◆ EXTRAIT CHOISI ◆
• • • •

L’oeuvre de Salvador Dali et Andy Warhol, deux des artistes les plus marquants du XXe siècle, se traduit désormais dans une recherche olfactive. Une aubaine pour les collectionneurs.
Silhouette souple et fluide enveloppée de soie, déhanchement lascif et tête abondamment fleurie… La » Femme à la tête de rose « , peinte par Salvador Dali en 1935, inspire Daliflor, le dernier » conte parfumé » de la saga des parfums Dali. Ces courbes sensuelles, transposées sur le verre (une véritable prouesse technique), accueillent une composition florale-boisée-fruitée, dont la rose est l’âme charnelle et soyeuse.
Les parfums Dali? C’est l’idée très personnelle d’un homme passionné d’art. L’histoire commence au début des années 1980. » A ce moment, raconte Jean-Pierre Grivory, PDG de la société Cofinluxe, le parfum appartenait à l’univers de la mode et des couturiers. Or, pour moi, le parfum est lié directement à l’art. Un parfumeur qui crée des huiles essentielles travaille exactement de la même manière qu’un peintre qui manie ses pinceaux. J’ai souhaité retrouver ces racines artistiques. » Jean-Pierre Grivory pense immédiatement à Salvador Dali, l’un des grands maîtres encore vivants à l’époque. Plus qu’un peintre de génie, cet artiste visionnaire s’implique dans beaucoup de domaines. Pionnier d’holographie, Dali crée des objets en cristal pour Baccarat, dessine des costumes pour les Ballets russes, collabore avec le réalisateur espagnol Luis Buñuel. Homme amoureux et sensuel, il adore les parfums. Dali aimait à répéter : « Des cinq sens, l’olfaction est sans nul doute celui qui donne l’idée de l’immortalité… «
Jean-Pierre Grivory adresse à Dali un télégramme où il expose sa stratégie : créer, à partir d’un dessin original, un flacon en édition limitée et numérotée, et le décliner, ensuite, en une ligne d’eaux de parfums et de toilette, distribuées en parfumerie. La réponse du maître, positive, arrive immédiatement. On se met, alors, au travail. A partir de son tableau » Apparition du visage de l’Aphrodite de Cnide dans un paysage » (inspirée de la très célèbre statue de Praxitèle), Dali fait l’esquisse d’une bouteille. Le flacon s’anime de courbes d’une bouche voluptueuse. Il est surmonté d’un bouchon prenant la forme du nez grec de l’Aphrodite. Le jus ? Une composition à base de rose et de jasmin. » La rose était la fleur préférée de Gala, sourit Jean-Pierre Grivory. Dali adorait le jasmin. D’ailleurs, il peignait souvent avec une fleur de jasmin à l’oreille. «
Ce premier parfum féminin Salvador Dali, appelé aujourd’hui, tout simplement, Le Classique, a été suivi par une bonne dizaine de lignes parfumées. Laguna, un floriental frais, sensuel et dynamique à la fois, reste fidèle à Salvador Dali par le tracé de son flacon » bouche « , mais affirme sa différence par la couleur turquoise du lagon tahitien. Laguna en version masculine sortira ce printemps. Son flacon sera bleu profond, comme le ciel de Polynésie. Le flacon de Dalimix, une fragrance unisexe fraîche et naturelle, destinée aux jeunes, évoque aussi la bouche, déjà tout un symbole, mais associée à un menton d’homme, givré et transparent. Les autres fragrances se distinguent par des flacons originaux, inspirés des différentes oeuvres de Dali. Par exemple cette aquarelle, peinte au milieu des années 1940, qui reflète l’admiration de l’artiste pour Louis XIV. La même extravagance, la même mégalomanie, la même passion du luxe… Le Roy Soleil décline un chypré oriental en version féminine et un chypré aromatique en version masculine.

• • • •

◆ LES CONSIGNES ◆
1. D'après l'extrait, pourquoi le premier parfum Dali est-il composé de rose et de jasmin ? Répondez en une à trois phrases.
2. Dans l'extrait, de quelle couleur sera le flacon de Laguna en version masculine ?

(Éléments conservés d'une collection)
• • • •

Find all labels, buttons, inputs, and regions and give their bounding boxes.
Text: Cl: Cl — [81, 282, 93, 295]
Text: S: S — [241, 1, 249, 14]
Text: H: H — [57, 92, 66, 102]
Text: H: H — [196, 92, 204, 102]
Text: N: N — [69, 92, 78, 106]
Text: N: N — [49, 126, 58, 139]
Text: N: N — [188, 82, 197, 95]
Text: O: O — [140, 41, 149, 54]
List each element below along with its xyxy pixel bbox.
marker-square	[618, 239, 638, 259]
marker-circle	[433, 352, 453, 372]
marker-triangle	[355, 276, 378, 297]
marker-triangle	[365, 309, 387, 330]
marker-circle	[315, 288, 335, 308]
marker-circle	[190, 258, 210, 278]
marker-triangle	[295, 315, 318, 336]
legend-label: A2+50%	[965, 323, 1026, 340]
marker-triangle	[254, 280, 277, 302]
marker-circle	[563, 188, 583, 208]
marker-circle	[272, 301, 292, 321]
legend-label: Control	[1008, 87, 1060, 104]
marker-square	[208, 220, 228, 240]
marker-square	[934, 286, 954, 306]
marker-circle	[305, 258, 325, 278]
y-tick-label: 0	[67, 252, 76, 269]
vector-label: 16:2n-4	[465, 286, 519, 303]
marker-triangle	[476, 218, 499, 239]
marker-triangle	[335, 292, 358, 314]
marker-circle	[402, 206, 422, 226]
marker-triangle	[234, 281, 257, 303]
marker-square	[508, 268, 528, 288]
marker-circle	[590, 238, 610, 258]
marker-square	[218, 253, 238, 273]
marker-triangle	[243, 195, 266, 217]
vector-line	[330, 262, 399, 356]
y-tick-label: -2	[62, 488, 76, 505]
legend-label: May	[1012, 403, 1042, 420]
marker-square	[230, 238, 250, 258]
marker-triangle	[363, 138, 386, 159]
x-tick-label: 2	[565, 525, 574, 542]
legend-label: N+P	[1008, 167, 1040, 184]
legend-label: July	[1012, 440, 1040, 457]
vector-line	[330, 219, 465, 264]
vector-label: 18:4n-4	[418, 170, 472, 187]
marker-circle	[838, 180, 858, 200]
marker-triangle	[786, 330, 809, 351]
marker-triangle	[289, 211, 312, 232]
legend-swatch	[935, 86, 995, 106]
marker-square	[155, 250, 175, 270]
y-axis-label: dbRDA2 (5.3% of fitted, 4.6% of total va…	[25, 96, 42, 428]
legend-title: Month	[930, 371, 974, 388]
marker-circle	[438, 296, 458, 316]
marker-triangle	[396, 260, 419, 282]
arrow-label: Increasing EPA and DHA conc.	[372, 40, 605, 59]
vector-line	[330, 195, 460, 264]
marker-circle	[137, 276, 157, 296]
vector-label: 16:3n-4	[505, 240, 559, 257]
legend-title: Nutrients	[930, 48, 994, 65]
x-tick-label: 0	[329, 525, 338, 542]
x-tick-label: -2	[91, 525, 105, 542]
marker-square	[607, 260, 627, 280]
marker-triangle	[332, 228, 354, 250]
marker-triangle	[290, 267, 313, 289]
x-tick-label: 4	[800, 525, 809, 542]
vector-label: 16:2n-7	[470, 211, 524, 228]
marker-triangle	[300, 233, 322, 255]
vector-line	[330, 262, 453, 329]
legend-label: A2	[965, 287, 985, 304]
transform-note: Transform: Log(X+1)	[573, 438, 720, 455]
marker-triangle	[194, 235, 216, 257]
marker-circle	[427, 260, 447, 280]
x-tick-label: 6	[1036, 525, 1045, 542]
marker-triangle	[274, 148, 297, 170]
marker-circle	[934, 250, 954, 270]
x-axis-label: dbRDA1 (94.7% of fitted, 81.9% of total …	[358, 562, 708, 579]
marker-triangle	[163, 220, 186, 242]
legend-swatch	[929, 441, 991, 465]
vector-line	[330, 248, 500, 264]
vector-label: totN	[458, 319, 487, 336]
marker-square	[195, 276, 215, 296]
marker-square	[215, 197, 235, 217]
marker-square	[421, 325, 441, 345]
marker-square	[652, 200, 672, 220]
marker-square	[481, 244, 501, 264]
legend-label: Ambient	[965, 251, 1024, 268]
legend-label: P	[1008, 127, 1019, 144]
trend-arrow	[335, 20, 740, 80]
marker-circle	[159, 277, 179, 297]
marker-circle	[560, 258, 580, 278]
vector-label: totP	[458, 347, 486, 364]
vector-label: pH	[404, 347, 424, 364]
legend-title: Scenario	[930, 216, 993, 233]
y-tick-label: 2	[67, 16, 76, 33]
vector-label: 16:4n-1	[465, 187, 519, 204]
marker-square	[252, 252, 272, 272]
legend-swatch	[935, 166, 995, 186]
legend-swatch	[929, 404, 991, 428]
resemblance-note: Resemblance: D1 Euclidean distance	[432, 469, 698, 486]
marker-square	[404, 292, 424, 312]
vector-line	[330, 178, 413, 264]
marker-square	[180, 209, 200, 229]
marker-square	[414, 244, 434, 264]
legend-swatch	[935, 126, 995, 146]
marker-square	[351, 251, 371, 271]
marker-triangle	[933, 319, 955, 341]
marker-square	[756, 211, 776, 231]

• • • •

◆ CORRIGÉ ◆
1. Selon Jean-Pierre Grivory, la rose était la fleur préférée de Gala, et Dali adorait le jasmin. Il peignait d'ailleurs souvent avec une fleur de jasmin à l'oreille.

2. Bleu profond, comme le ciel de Polynésie.